Listing
--- Begin ---

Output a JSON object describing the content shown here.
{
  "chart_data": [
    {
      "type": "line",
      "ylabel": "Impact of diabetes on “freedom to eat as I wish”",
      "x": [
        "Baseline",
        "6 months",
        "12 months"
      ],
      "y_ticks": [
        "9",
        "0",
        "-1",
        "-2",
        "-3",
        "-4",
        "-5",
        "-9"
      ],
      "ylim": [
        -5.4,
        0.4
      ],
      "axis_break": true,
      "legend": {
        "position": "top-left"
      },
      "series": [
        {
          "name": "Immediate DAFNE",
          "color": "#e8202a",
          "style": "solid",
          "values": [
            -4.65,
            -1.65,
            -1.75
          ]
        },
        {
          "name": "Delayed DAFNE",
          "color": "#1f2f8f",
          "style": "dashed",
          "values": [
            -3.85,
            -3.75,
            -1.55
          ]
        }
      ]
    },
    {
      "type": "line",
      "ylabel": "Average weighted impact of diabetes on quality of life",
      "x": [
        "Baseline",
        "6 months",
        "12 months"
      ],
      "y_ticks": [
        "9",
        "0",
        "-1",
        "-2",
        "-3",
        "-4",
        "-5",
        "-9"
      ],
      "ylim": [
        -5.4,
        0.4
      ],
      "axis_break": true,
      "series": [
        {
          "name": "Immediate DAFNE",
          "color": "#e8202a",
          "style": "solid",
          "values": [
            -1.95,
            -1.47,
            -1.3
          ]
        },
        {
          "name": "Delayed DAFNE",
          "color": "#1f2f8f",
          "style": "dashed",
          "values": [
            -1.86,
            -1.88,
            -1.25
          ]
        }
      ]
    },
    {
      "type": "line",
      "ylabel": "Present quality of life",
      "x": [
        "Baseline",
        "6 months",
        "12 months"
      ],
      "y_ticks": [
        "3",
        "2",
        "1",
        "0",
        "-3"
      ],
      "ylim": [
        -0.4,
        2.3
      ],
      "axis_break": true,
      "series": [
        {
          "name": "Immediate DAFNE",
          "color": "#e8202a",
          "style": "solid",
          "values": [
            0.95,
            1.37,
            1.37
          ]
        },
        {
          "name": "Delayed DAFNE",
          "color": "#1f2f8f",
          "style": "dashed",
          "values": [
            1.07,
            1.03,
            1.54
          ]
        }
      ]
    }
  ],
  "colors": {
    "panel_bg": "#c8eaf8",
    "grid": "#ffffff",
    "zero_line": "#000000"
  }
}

--- End ---

Exercise
Tally every line of the data that holds the word "life" and write the count alone.

Exercise result
2